◆ EXERCISE PROMPT
Across the listing below, how many lines hold "ylabel"? Reply with the number by itself.

--- START LISTED ENTRIES ---

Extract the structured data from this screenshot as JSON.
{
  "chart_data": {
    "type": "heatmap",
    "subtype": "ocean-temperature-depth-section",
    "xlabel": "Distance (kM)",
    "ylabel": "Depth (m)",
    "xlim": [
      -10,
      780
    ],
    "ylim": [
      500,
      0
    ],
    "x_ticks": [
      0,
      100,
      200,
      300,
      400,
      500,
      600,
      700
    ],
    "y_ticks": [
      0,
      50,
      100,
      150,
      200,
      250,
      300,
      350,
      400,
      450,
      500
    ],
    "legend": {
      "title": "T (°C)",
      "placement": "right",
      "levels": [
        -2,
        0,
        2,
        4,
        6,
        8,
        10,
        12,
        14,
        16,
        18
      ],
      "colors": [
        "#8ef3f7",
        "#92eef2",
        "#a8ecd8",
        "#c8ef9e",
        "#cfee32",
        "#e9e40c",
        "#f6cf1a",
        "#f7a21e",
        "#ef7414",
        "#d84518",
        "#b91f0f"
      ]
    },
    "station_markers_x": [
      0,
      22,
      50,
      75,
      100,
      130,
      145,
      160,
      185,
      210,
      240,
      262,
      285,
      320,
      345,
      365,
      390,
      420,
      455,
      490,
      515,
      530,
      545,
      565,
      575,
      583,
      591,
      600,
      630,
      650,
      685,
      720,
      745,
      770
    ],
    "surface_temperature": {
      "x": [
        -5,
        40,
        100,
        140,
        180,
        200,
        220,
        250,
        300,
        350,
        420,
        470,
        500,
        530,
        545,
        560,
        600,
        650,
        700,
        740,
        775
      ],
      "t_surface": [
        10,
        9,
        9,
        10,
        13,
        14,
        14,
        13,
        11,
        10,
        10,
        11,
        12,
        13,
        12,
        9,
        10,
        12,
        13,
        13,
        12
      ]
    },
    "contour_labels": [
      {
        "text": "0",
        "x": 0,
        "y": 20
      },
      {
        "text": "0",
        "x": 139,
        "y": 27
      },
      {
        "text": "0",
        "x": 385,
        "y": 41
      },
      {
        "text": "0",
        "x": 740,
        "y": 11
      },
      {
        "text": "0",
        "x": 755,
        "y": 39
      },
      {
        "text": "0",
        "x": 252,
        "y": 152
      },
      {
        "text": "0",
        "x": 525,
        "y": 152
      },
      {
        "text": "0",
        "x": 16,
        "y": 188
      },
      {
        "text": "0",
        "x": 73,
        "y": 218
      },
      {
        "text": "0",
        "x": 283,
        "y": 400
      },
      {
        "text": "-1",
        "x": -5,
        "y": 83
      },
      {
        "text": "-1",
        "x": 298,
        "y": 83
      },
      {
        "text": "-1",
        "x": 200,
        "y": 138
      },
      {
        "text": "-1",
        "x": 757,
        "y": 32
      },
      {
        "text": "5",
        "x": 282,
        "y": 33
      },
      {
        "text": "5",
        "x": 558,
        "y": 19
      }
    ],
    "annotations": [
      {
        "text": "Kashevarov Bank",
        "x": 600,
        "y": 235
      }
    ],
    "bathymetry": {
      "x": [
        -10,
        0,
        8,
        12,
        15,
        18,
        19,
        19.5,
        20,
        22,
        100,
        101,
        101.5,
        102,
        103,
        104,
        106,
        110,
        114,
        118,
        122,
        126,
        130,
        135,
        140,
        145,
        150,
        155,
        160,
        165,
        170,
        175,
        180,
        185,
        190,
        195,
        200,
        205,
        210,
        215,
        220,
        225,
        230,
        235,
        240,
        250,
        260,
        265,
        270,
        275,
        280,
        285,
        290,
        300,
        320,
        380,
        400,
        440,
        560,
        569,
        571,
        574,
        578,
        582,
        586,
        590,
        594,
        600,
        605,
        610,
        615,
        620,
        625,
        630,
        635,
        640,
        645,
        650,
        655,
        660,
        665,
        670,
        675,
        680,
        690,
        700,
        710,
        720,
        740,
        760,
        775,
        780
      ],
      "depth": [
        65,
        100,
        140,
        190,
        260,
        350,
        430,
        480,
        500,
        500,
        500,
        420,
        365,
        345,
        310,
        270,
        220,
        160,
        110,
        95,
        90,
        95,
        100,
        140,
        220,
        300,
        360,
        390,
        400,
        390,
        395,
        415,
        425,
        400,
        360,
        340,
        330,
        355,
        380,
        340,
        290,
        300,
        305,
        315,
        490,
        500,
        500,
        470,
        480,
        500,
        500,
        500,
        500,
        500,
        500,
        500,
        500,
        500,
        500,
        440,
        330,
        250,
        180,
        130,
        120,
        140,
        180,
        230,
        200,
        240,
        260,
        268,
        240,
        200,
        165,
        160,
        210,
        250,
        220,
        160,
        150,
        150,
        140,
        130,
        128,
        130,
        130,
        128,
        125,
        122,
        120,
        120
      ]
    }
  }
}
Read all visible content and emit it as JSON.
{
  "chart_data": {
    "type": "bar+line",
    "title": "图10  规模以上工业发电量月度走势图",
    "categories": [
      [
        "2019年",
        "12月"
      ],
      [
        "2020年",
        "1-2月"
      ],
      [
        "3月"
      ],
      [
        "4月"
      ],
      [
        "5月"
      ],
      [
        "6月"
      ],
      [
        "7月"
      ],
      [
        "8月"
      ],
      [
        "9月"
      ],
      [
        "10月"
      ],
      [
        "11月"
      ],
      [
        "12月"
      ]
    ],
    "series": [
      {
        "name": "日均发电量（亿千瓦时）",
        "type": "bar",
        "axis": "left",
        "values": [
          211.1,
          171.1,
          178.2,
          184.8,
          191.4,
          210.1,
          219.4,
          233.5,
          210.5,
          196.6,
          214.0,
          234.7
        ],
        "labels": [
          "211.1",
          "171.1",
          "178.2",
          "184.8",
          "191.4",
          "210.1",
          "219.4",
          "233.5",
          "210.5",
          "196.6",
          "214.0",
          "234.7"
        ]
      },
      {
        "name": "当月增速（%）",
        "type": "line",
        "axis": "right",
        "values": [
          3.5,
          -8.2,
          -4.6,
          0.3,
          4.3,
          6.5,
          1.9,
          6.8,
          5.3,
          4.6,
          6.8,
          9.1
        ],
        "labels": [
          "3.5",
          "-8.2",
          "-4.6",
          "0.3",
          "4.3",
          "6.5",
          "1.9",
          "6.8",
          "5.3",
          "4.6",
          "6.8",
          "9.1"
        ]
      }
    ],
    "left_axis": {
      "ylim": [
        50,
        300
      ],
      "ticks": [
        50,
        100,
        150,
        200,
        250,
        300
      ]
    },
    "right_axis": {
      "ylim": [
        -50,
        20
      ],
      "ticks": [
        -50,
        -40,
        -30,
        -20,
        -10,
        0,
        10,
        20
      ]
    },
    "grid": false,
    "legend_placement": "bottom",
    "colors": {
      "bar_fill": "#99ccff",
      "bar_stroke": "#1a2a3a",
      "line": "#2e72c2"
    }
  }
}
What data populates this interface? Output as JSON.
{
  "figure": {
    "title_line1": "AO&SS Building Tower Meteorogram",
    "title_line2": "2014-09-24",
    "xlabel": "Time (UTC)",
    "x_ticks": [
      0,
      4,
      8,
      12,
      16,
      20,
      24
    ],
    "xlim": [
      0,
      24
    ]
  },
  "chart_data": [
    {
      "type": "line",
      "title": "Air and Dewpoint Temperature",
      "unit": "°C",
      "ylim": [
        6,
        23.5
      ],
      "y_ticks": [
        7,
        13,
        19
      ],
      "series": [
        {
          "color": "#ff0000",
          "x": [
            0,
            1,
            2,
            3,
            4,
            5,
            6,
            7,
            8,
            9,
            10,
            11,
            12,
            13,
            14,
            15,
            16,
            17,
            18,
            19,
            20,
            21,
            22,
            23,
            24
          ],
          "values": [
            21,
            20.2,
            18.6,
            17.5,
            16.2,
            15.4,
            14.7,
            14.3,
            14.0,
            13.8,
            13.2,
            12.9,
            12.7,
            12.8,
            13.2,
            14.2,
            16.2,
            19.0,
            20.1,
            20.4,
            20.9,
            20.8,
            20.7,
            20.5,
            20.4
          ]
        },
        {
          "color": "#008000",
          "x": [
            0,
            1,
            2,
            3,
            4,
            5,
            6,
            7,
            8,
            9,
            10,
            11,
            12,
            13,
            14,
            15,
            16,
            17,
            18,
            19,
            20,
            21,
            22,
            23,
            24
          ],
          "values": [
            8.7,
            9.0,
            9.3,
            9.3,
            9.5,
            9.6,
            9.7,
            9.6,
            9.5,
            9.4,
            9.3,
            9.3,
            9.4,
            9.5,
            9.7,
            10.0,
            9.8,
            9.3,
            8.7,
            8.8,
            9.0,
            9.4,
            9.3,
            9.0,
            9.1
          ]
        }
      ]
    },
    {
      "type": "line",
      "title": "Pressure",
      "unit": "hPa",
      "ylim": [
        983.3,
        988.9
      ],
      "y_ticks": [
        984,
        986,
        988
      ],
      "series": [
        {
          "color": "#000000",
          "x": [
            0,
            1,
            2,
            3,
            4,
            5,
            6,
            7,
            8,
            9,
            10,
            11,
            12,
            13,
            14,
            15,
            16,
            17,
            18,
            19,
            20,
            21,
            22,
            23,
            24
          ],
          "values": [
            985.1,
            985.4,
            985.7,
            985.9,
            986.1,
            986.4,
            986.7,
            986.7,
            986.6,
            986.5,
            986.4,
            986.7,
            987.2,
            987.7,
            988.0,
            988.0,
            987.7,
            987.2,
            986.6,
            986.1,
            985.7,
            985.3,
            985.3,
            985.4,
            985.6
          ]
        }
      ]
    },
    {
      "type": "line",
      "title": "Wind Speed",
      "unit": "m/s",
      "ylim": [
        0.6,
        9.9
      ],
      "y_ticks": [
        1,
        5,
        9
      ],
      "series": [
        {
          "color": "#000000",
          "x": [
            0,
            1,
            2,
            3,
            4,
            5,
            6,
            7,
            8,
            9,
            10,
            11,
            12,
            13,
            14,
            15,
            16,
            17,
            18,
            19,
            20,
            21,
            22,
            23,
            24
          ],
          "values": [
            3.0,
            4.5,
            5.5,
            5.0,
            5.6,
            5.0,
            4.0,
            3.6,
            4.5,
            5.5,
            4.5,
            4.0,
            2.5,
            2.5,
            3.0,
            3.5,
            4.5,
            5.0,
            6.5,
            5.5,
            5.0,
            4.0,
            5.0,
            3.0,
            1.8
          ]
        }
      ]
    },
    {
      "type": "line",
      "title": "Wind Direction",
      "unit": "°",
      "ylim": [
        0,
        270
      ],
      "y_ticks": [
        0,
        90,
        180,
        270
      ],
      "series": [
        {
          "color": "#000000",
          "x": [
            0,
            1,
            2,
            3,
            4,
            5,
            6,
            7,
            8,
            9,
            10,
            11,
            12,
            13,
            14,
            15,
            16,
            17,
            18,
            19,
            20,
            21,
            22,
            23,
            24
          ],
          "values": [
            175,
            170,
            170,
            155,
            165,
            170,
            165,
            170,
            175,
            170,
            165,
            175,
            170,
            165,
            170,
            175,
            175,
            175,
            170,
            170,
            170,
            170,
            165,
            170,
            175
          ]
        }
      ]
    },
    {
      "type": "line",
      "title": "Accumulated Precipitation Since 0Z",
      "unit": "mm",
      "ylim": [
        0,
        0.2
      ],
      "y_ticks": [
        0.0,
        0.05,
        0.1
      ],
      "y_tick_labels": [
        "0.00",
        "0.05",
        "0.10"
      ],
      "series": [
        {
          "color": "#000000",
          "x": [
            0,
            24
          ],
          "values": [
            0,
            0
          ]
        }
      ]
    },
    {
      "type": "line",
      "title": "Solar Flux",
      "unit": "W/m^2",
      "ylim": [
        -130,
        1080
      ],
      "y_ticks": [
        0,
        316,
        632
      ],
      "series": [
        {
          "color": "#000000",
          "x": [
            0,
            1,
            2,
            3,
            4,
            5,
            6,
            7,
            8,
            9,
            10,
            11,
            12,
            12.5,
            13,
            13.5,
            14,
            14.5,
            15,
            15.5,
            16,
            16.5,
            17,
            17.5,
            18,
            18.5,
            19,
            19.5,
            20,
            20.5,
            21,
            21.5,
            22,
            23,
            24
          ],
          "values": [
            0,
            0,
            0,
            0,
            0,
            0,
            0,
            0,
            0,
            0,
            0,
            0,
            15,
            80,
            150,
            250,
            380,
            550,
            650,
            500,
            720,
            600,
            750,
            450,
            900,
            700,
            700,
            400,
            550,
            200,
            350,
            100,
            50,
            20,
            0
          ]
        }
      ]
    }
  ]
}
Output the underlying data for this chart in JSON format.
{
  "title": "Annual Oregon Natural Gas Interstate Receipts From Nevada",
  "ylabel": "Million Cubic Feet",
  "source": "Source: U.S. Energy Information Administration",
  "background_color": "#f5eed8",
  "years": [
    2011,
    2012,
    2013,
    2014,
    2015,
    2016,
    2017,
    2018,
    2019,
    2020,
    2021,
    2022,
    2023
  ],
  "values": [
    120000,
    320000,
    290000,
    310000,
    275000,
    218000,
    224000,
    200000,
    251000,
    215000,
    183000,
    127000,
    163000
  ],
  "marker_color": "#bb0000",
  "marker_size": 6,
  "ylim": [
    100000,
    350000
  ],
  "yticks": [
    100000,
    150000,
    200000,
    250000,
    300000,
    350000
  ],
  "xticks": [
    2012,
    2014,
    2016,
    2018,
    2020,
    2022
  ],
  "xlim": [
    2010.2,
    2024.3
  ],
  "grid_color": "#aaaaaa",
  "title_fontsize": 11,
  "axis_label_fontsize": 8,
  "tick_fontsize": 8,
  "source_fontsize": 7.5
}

--- END LISTED ENTRIES ---

◆ RESPONSE
2